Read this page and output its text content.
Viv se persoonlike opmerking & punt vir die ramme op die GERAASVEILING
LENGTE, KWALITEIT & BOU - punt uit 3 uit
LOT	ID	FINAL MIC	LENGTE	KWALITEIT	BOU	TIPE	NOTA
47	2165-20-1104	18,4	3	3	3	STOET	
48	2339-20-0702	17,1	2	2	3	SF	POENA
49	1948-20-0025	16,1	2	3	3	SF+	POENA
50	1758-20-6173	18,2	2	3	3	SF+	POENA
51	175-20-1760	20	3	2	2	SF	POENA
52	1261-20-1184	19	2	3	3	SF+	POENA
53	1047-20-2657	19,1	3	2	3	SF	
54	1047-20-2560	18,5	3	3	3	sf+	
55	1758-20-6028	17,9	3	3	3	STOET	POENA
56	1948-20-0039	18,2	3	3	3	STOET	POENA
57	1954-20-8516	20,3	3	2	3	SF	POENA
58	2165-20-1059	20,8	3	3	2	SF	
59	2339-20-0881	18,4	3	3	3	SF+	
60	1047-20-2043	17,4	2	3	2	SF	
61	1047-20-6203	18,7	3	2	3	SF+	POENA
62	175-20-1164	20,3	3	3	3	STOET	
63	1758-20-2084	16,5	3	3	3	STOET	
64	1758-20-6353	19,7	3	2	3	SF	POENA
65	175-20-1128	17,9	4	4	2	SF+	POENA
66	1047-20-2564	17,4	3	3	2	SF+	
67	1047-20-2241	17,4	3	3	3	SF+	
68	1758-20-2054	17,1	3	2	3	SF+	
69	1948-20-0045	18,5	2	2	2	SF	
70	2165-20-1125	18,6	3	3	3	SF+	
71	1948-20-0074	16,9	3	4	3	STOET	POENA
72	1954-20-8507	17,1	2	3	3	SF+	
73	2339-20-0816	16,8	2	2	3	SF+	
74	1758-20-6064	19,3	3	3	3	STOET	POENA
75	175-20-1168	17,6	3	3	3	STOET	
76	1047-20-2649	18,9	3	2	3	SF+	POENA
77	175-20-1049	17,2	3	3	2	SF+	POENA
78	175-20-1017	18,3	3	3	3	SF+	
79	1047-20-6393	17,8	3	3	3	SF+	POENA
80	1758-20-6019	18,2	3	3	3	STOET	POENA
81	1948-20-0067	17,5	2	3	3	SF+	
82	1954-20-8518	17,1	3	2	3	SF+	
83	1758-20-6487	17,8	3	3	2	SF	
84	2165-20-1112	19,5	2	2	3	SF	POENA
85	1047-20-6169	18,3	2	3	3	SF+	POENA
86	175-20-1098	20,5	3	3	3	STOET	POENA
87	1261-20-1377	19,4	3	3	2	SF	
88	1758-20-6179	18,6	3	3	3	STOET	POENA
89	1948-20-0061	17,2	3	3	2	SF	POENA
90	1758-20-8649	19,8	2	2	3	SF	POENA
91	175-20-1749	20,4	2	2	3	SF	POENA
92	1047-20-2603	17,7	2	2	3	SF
════════
Task requirements:
Copy all of the data. Keep every word exactly as it is.

Correct output:
Read this page and output its text content.
Viv se persoonlike opmerking & punt vir die ramme op die GERAASVEILING
LENGTE, KWALITEIT & BOU - punt uit 3 uit
LOT	ID	FINAL MIC	LENGTE	KWALITEIT	BOU	TIPE	NOTA
47	2165-20-1104	18,4	3	3	3	STOET	
48	2339-20-0702	17,1	2	2	3	SF	POENA
49	1948-20-0025	16,1	2	3	3	SF+	POENA
50	1758-20-6173	18,2	2	3	3	SF+	POENA
51	175-20-1760	20	3	2	2	SF	POENA
52	1261-20-1184	19	2	3	3	SF+	POENA
53	1047-20-2657	19,1	3	2	3	SF	
54	1047-20-2560	18,5	3	3	3	sf+	
55	1758-20-6028	17,9	3	3	3	STOET	POENA
56	1948-20-0039	18,2	3	3	3	STOET	POENA
57	1954-20-8516	20,3	3	2	3	SF	POENA
58	2165-20-1059	20,8	3	3	2	SF	
59	2339-20-0881	18,4	3	3	3	SF+	
60	1047-20-2043	17,4	2	3	2	SF	
61	1047-20-6203	18,7	3	2	3	SF+	POENA
62	175-20-1164	20,3	3	3	3	STOET	
63	1758-20-2084	16,5	3	3	3	STOET	
64	1758-20-6353	19,7	3	2	3	SF	POENA
65	175-20-1128	17,9	4	4	2	SF+	POENA
66	1047-20-2564	17,4	3	3	2	SF+	
67	1047-20-2241	17,4	3	3	3	SF+	
68	1758-20-2054	17,1	3	2	3	SF+	
69	1948-20-0045	18,5	2	2	2	SF	
70	2165-20-1125	18,6	3	3	3	SF+	
71	1948-20-0074	16,9	3	4	3	STOET	POENA
72	1954-20-8507	17,1	2	3	3	SF+	
73	2339-20-0816	16,8	2	2	3	SF+	
74	1758-20-6064	19,3	3	3	3	STOET	POENA
75	175-20-1168	17,6	3	3	3	STOET	
76	1047-20-2649	18,9	3	2	3	SF+	POENA
77	175-20-1049	17,2	3	3	2	SF+	POENA
78	175-20-1017	18,3	3	3	3	SF+	
79	1047-20-6393	17,8	3	3	3	SF+	POENA
80	1758-20-6019	18,2	3	3	3	STOET	POENA
81	1948-20-0067	17,5	2	3	3	SF+	
82	1954-20-8518	17,1	3	2	3	SF+	
83	1758-20-6487	17,8	3	3	2	SF	
84	2165-20-1112	19,5	2	2	3	SF	POENA
85	1047-20-6169	18,3	2	3	3	SF+	POENA
86	175-20-1098	20,5	3	3	3	STOET	POENA
87	1261-20-1377	19,4	3	3	2	SF	
88	1758-20-6179	18,6	3	3	3	STOET	POENA
89	1948-20-0061	17,2	3	3	2	SF	POENA
90	1758-20-8649	19,8	2	2	3	SF	POENA
91	175-20-1749	20,4	2	2	3	SF	POENA
92	1047-20-2603	17,7	2	2	3	SF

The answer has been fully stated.